**What this task involves:** Output the material exactly, but drop every image it holds.

** begin Records shown **

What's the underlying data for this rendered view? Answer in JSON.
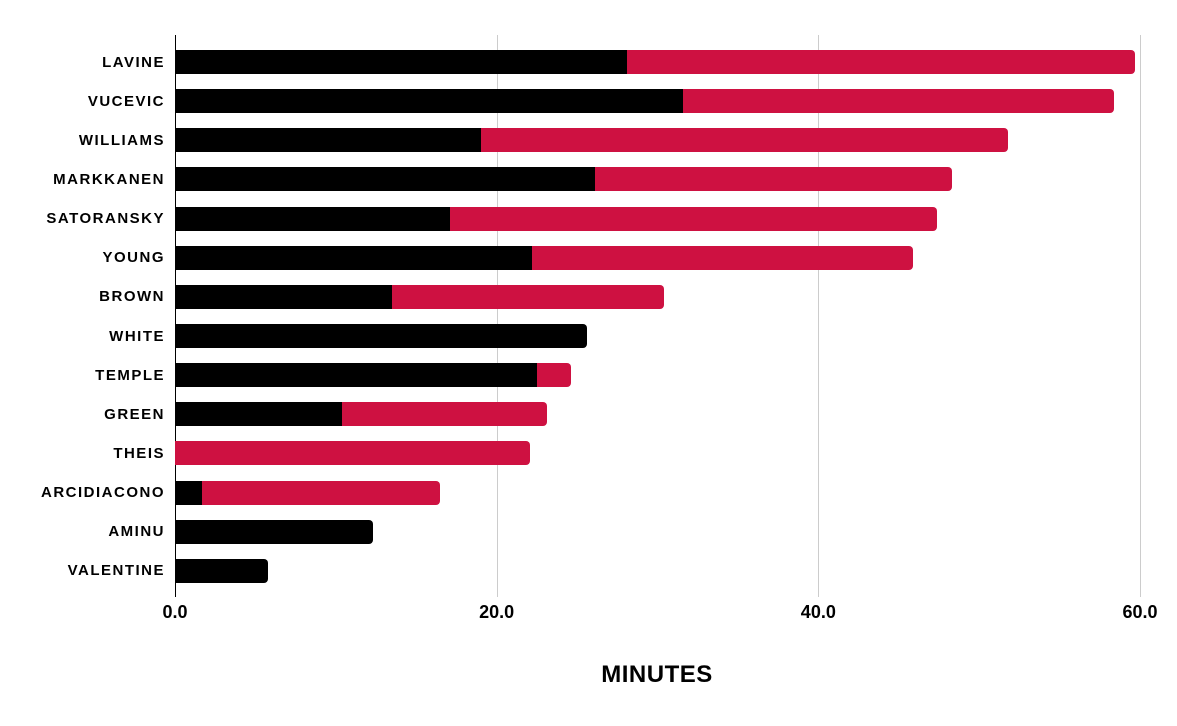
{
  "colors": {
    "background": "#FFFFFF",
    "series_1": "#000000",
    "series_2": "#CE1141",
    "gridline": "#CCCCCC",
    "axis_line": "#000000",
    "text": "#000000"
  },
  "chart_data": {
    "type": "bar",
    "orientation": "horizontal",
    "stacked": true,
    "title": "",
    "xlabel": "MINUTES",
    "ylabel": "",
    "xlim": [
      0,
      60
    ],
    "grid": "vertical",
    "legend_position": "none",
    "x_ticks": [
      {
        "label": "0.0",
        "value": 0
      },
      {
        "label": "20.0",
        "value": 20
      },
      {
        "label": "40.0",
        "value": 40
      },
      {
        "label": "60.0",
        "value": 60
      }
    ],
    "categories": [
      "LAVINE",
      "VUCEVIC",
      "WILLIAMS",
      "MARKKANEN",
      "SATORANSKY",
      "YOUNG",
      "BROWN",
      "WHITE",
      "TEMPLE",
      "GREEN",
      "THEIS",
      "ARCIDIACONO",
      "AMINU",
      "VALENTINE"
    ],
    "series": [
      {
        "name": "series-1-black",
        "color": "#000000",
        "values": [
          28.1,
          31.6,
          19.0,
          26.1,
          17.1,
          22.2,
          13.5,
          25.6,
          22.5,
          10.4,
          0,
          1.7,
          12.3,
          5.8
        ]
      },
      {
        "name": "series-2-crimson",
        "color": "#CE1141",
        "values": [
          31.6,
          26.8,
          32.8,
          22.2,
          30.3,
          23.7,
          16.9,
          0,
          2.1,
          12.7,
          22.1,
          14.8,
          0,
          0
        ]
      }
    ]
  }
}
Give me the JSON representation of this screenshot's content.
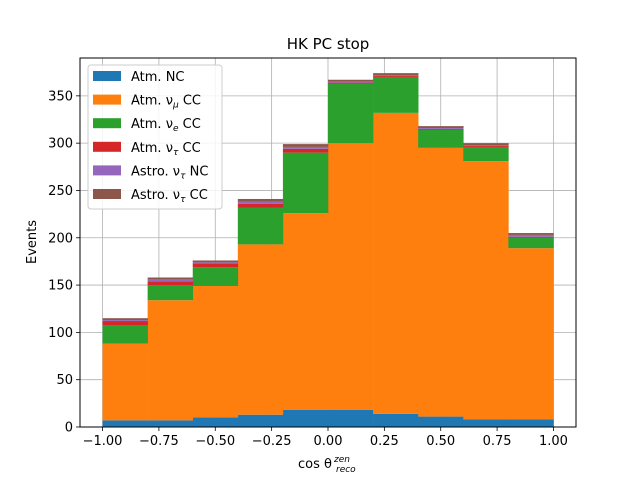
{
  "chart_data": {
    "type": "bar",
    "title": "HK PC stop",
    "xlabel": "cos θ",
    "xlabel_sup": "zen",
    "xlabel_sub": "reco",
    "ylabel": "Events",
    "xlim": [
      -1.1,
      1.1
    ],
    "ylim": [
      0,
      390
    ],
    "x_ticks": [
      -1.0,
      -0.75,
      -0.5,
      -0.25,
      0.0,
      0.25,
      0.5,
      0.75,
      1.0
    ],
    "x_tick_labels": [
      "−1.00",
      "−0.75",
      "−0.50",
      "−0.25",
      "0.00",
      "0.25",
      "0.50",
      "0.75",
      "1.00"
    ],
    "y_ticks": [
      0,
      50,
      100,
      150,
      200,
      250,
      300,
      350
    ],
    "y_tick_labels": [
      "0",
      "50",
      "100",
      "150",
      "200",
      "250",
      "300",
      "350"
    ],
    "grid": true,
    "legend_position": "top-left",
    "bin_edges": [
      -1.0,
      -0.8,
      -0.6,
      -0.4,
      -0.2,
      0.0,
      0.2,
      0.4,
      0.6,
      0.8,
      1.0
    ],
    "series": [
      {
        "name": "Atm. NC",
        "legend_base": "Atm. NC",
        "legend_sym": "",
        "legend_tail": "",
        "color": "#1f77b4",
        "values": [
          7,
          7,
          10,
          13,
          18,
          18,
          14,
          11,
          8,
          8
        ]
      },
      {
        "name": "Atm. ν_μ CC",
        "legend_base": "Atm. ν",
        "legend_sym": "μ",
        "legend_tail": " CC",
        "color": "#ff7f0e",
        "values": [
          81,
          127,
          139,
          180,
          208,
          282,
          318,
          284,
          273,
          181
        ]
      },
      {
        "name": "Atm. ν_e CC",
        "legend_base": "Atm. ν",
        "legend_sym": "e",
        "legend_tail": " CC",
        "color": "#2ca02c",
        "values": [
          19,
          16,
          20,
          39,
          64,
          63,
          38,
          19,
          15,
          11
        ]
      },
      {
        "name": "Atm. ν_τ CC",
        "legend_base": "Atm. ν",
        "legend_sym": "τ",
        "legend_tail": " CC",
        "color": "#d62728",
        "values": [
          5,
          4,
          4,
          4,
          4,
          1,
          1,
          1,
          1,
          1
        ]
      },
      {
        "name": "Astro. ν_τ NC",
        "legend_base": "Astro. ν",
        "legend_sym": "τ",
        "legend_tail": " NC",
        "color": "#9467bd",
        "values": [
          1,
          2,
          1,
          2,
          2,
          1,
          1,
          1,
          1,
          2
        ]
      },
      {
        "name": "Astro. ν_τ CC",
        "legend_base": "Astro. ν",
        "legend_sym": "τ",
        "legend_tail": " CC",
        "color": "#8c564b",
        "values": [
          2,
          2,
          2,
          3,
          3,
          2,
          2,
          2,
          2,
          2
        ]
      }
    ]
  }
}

** end Records shown **

**Answer to the exercise:**
What's the underlying data for this rendered view? Answer in JSON.
{
  "colors": {
    "background": "#FFFFFF",
    "series_1": "#000000",
    "series_2": "#CE1141",
    "gridline": "#CCCCCC",
    "axis_line": "#000000",
    "text": "#000000"
  },
  "chart_data": {
    "type": "bar",
    "orientation": "horizontal",
    "stacked": true,
    "title": "",
    "xlabel": "MINUTES",
    "ylabel": "",
    "xlim": [
      0,
      60
    ],
    "grid": "vertical",
    "legend_position": "none",
    "x_ticks": [
      {
        "label": "0.0",
        "value": 0
      },
      {
        "label": "20.0",
        "value": 20
      },
      {
        "label": "40.0",
        "value": 40
      },
      {
        "label": "60.0",
        "value": 60
      }
    ],
    "categories": [
      "LAVINE",
      "VUCEVIC",
      "WILLIAMS",
      "MARKKANEN",
      "SATORANSKY",
      "YOUNG",
      "BROWN",
      "WHITE",
      "TEMPLE",
      "GREEN",
      "THEIS",
      "ARCIDIACONO",
      "AMINU",
      "VALENTINE"
    ],
    "series": [
      {
        "name": "series-1-black",
        "color": "#000000",
        "values": [
          28.1,
          31.6,
          19.0,
          26.1,
          17.1,
          22.2,
          13.5,
          25.6,
          22.5,
          10.4,
          0,
          1.7,
          12.3,
          5.8
        ]
      },
      {
        "name": "series-2-crimson",
        "color": "#CE1141",
        "values": [
          31.6,
          26.8,
          32.8,
          22.2,
          30.3,
          23.7,
          16.9,
          0,
          2.1,
          12.7,
          22.1,
          14.8,
          0,
          0
        ]
      }
    ]
  }
}
Give me the JSON representation of this screenshot's content.
{
  "chart_data": {
    "type": "bar",
    "title": "HK PC stop",
    "xlabel": "cos θ",
    "xlabel_sup": "zen",
    "xlabel_sub": "reco",
    "ylabel": "Events",
    "xlim": [
      -1.1,
      1.1
    ],
    "ylim": [
      0,
      390
    ],
    "x_ticks": [
      -1.0,
      -0.75,
      -0.5,
      -0.25,
      0.0,
      0.25,
      0.5,
      0.75,
      1.0
    ],
    "x_tick_labels": [
      "−1.00",
      "−0.75",
      "−0.50",
      "−0.25",
      "0.00",
      "0.25",
      "0.50",
      "0.75",
      "1.00"
    ],
    "y_ticks": [
      0,
      50,
      100,
      150,
      200,
      250,
      300,
      350
    ],
    "y_tick_labels": [
      "0",
      "50",
      "100",
      "150",
      "200",
      "250",
      "300",
      "350"
    ],
    "grid": true,
    "legend_position": "top-left",
    "bin_edges": [
      -1.0,
      -0.8,
      -0.6,
      -0.4,
      -0.2,
      0.0,
      0.2,
      0.4,
      0.6,
      0.8,
      1.0
    ],
    "series": [
      {
        "name": "Atm. NC",
        "legend_base": "Atm. NC",
        "legend_sym": "",
        "legend_tail": "",
        "color": "#1f77b4",
        "values": [
          7,
          7,
          10,
          13,
          18,
          18,
          14,
          11,
          8,
          8
        ]
      },
      {
        "name": "Atm. ν_μ CC",
        "legend_base": "Atm. ν",
        "legend_sym": "μ",
        "legend_tail": " CC",
        "color": "#ff7f0e",
        "values": [
          81,
          127,
          139,
          180,
          208,
          282,
          318,
          284,
          273,
          181
        ]
      },
      {
        "name": "Atm. ν_e CC",
        "legend_base": "Atm. ν",
        "legend_sym": "e",
        "legend_tail": " CC",
        "color": "#2ca02c",
        "values": [
          19,
          16,
          20,
          39,
          64,
          63,
          38,
          19,
          15,
          11
        ]
      },
      {
        "name": "Atm. ν_τ CC",
        "legend_base": "Atm. ν",
        "legend_sym": "τ",
        "legend_tail": " CC",
        "color": "#d62728",
        "values": [
          5,
          4,
          4,
          4,
          4,
          1,
          1,
          1,
          1,
          1
        ]
      },
      {
        "name": "Astro. ν_τ NC",
        "legend_base": "Astro. ν",
        "legend_sym": "τ",
        "legend_tail": " NC",
        "color": "#9467bd",
        "values": [
          1,
          2,
          1,
          2,
          2,
          1,
          1,
          1,
          1,
          2
        ]
      },
      {
        "name": "Astro. ν_τ CC",
        "legend_base": "Astro. ν",
        "legend_sym": "τ",
        "legend_tail": " CC",
        "color": "#8c564b",
        "values": [
          2,
          2,
          2,
          3,
          3,
          2,
          2,
          2,
          2,
          2
        ]
      }
    ]
  }
}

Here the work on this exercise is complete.